_What is expected_
Rewrite every line of the data records below as a numbered list, leaving out blank lines and omitting the pictures from your answer.

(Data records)
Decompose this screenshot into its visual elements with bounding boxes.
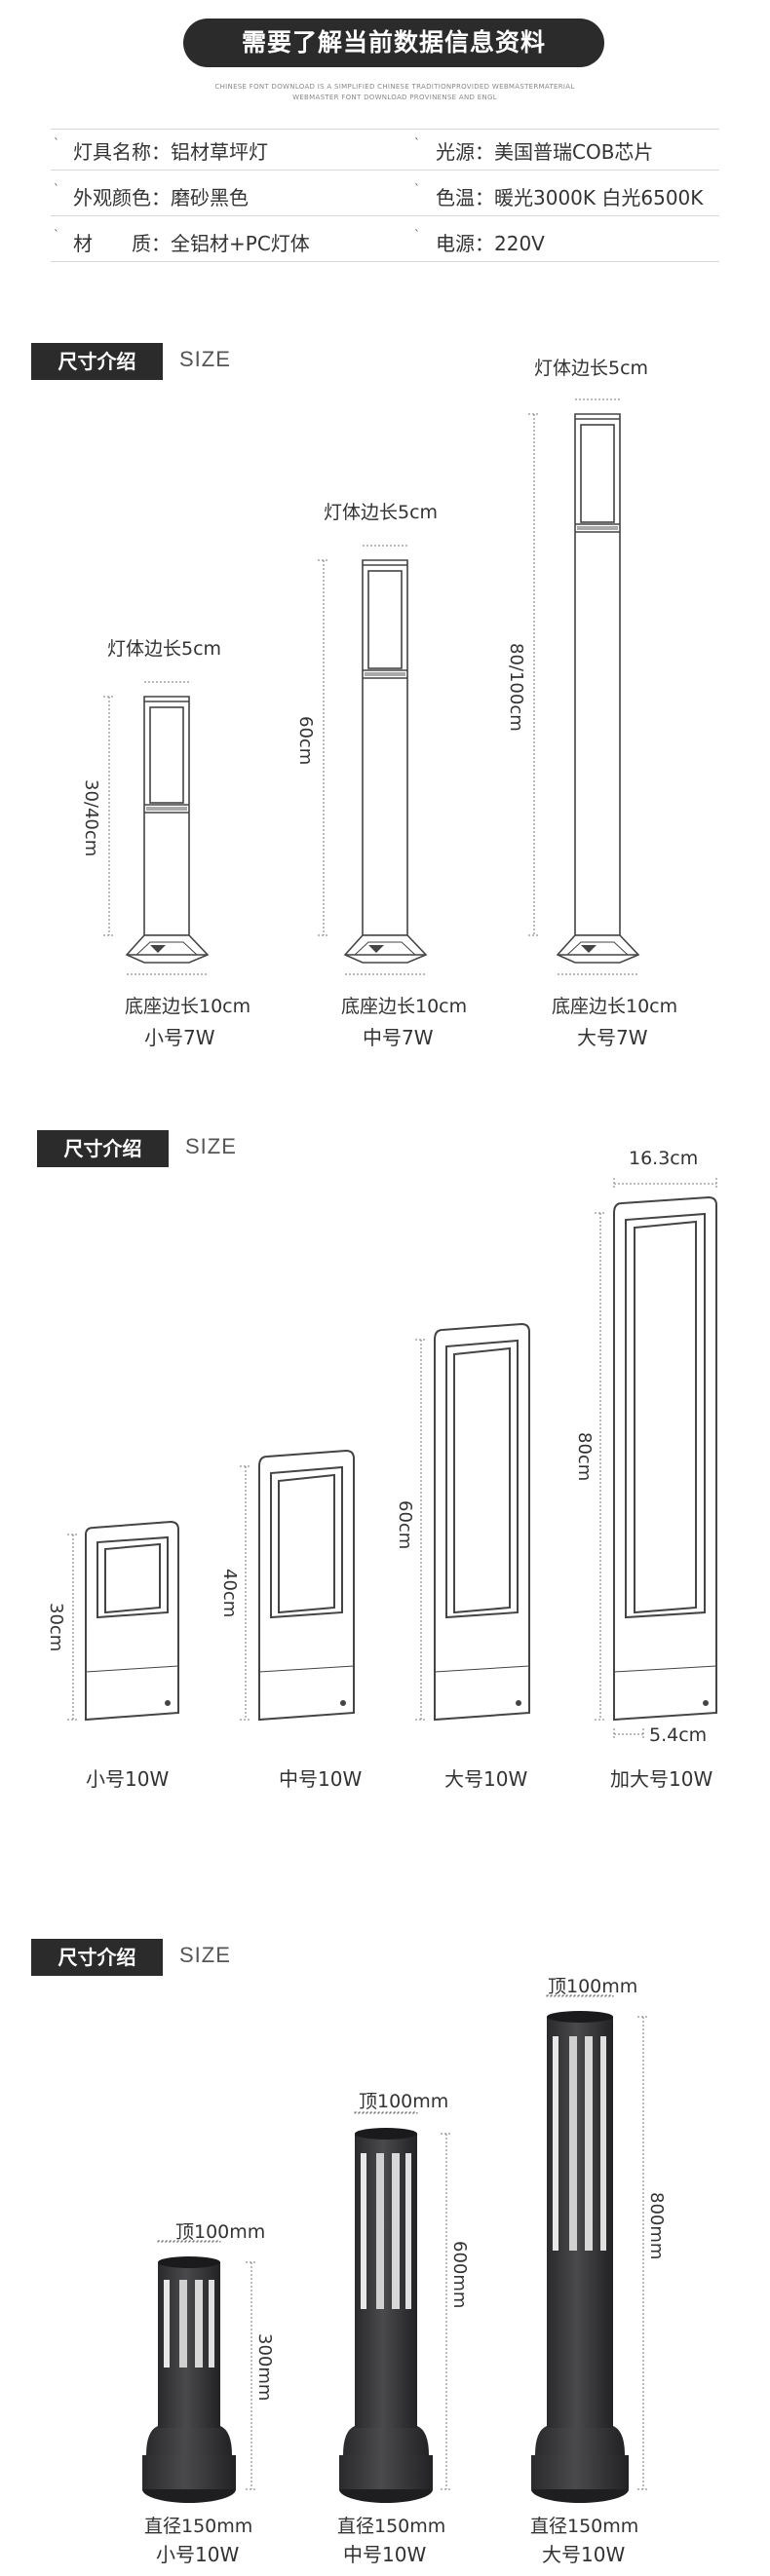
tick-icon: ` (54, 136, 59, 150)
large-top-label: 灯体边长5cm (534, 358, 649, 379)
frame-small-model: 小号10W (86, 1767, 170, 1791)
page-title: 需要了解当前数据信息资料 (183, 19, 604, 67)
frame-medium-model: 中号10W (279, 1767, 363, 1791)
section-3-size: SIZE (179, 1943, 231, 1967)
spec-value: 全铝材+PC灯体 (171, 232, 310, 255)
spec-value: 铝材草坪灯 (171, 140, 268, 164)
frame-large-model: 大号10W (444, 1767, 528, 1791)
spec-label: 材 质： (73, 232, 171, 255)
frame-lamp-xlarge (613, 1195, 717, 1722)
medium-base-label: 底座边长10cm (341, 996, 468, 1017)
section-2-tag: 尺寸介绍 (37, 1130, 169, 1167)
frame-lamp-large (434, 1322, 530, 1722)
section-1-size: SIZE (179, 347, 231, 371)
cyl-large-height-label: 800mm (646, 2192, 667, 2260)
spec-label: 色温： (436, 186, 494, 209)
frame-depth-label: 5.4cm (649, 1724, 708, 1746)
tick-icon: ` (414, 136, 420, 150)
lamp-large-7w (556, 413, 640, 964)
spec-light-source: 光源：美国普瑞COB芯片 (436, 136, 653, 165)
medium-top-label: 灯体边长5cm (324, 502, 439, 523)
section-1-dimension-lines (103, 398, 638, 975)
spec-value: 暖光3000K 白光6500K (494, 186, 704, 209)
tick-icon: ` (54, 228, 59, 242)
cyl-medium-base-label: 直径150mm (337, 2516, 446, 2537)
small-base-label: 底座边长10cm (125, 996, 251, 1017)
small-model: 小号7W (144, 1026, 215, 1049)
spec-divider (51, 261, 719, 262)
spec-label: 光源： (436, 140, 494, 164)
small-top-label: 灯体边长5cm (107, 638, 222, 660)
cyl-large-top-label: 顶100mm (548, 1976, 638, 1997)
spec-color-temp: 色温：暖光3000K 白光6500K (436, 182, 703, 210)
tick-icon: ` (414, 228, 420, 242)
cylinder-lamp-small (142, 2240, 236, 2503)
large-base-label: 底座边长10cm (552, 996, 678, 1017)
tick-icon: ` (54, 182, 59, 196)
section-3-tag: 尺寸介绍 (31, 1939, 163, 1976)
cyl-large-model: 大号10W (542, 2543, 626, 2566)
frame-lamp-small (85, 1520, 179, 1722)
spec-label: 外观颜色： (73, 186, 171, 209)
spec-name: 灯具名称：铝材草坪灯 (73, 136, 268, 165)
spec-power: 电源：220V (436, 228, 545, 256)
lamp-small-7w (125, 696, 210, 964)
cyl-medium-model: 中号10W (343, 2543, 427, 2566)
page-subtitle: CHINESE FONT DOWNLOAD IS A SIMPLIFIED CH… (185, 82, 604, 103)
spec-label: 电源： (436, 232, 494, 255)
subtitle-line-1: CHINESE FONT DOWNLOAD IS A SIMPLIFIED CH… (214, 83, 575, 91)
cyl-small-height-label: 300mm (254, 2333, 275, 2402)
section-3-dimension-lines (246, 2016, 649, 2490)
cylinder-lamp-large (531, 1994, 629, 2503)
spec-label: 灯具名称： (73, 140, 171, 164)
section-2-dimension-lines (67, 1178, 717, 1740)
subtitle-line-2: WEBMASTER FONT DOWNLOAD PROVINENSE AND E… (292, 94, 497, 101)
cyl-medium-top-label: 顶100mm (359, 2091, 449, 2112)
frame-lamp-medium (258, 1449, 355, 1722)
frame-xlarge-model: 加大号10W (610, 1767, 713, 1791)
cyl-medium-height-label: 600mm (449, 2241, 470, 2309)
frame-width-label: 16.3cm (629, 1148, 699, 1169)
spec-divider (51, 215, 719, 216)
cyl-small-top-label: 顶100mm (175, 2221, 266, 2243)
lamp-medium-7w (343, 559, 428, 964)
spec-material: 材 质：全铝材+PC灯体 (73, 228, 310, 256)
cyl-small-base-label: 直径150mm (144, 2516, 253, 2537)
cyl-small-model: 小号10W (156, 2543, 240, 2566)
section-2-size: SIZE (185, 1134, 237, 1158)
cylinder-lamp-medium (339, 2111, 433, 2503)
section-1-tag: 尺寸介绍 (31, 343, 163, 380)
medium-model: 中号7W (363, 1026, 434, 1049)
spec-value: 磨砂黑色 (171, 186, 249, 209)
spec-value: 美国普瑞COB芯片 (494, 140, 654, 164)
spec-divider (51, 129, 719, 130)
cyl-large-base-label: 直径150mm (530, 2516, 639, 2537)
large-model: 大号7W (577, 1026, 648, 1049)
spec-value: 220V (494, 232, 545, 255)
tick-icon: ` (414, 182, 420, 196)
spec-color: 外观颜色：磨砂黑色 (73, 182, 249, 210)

_Final result_
1. Decompose this screenshot into its visual elements with bounding boxes.
2. tick-icon: ` (54, 136, 59, 150)
3. large-top-label: 灯体边长5cm (534, 358, 649, 379)
4. frame-small-model: 小号10W (86, 1767, 170, 1791)
5. page-title: 需要了解当前数据信息资料 (183, 19, 604, 67)
6. frame-medium-model: 中号10W (279, 1767, 363, 1791)
7. section-3-size: SIZE (179, 1943, 231, 1967)
8. spec-value: 全铝材+PC灯体 (171, 232, 310, 255)
9. spec-value: 铝材草坪灯 (171, 140, 268, 164)
10. frame-large-model: 大号10W (444, 1767, 528, 1791)
11. spec-label: 材 质： (73, 232, 171, 255)
12. frame-lamp-xlarge (613, 1195, 717, 1722)
13. medium-base-label: 底座边长10cm (341, 996, 468, 1017)
14. section-2-tag: 尺寸介绍 (37, 1130, 169, 1167)
15. frame-lamp-large (434, 1322, 530, 1722)
16. section-1-size: SIZE (179, 347, 231, 371)
17. cyl-large-height-label: 800mm (646, 2192, 667, 2260)
18. spec-label: 色温： (436, 186, 494, 209)
19. frame-depth-label: 5.4cm (649, 1724, 708, 1746)
20. tick-icon: ` (414, 136, 420, 150)
21. lamp-large-7w (556, 413, 640, 964)
22. spec-light-source: 光源：美国普瑞COB芯片 (436, 136, 653, 165)
23. medium-top-label: 灯体边长5cm (324, 502, 439, 523)
24. section-1-dimension-lines (103, 398, 638, 975)
25. spec-value: 暖光3000K 白光6500K (494, 186, 704, 209)
26. tick-icon: ` (54, 228, 59, 242)
27. cyl-medium-base-label: 直径150mm (337, 2516, 446, 2537)
28. small-base-label: 底座边长10cm (125, 996, 251, 1017)
29. small-model: 小号7W (144, 1026, 215, 1049)
30. spec-divider (51, 261, 719, 262)
31. spec-label: 光源： (436, 140, 494, 164)
32. small-top-label: 灯体边长5cm (107, 638, 222, 660)
33. cyl-large-top-label: 顶100mm (548, 1976, 638, 1997)
34. spec-color-temp: 色温：暖光3000K 白光6500K (436, 182, 703, 210)
35. tick-icon: ` (414, 228, 420, 242)
36. cylinder-lamp-small (142, 2240, 236, 2503)
37. large-base-label: 底座边长10cm (552, 996, 678, 1017)
38. tick-icon: ` (54, 182, 59, 196)
39. section-3-tag: 尺寸介绍 (31, 1939, 163, 1976)
40. cyl-large-model: 大号10W (542, 2543, 626, 2566)
41. frame-lamp-small (85, 1520, 179, 1722)
42. spec-label: 外观颜色： (73, 186, 171, 209)
43. spec-name: 灯具名称：铝材草坪灯 (73, 136, 268, 165)
44. spec-power: 电源：220V (436, 228, 545, 256)
45. lamp-small-7w (125, 696, 210, 964)
46. cyl-medium-model: 中号10W (343, 2543, 427, 2566)
47. page-subtitle: CHINESE FONT DOWNLOAD IS A SIMPLIFIED CH… (185, 82, 604, 103)
48. spec-label: 电源： (436, 232, 494, 255)
49. subtitle-line-1: CHINESE FONT DOWNLOAD IS A SIMPLIFIED CH… (214, 83, 575, 91)
50. cyl-small-height-label: 300mm (254, 2333, 275, 2402)
51. section-3-dimension-lines (246, 2016, 649, 2490)
52. cylinder-lamp-large (531, 1994, 629, 2503)
53. spec-label: 灯具名称： (73, 140, 171, 164)
54. section-2-dimension-lines (67, 1178, 717, 1740)
55. subtitle-line-2: WEBMASTER FONT DOWNLOAD PROVINENSE AND E… (292, 94, 497, 101)
56. cyl-medium-top-label: 顶100mm (359, 2091, 449, 2112)
57. frame-lamp-medium (258, 1449, 355, 1722)
58. frame-xlarge-model: 加大号10W (610, 1767, 713, 1791)
59. cyl-medium-height-label: 600mm (449, 2241, 470, 2309)
60. frame-width-label: 16.3cm (629, 1148, 699, 1169)
61. spec-divider (51, 215, 719, 216)
62. cyl-small-top-label: 顶100mm (175, 2221, 266, 2243)
63. lamp-medium-7w (343, 559, 428, 964)
64. spec-material: 材 质：全铝材+PC灯体 (73, 228, 310, 256)
65. cyl-small-base-label: 直径150mm (144, 2516, 253, 2537)
66. cyl-small-model: 小号10W (156, 2543, 240, 2566)
67. section-2-size: SIZE (185, 1134, 237, 1158)
68. cylinder-lamp-medium (339, 2111, 433, 2503)
69. section-1-tag: 尺寸介绍 (31, 343, 163, 380)
70. medium-model: 中号7W (363, 1026, 434, 1049)
71. spec-value: 磨砂黑色 (171, 186, 249, 209)
72. spec-value: 美国普瑞COB芯片 (494, 140, 654, 164)
73. spec-divider (51, 129, 719, 130)
74. cyl-large-base-label: 直径150mm (530, 2516, 639, 2537)
75. large-model: 大号7W (577, 1026, 648, 1049)
76. spec-value: 220V (494, 232, 545, 255)
77. tick-icon: ` (414, 182, 420, 196)
78. spec-color: 外观颜色：磨砂黑色 (73, 182, 249, 210)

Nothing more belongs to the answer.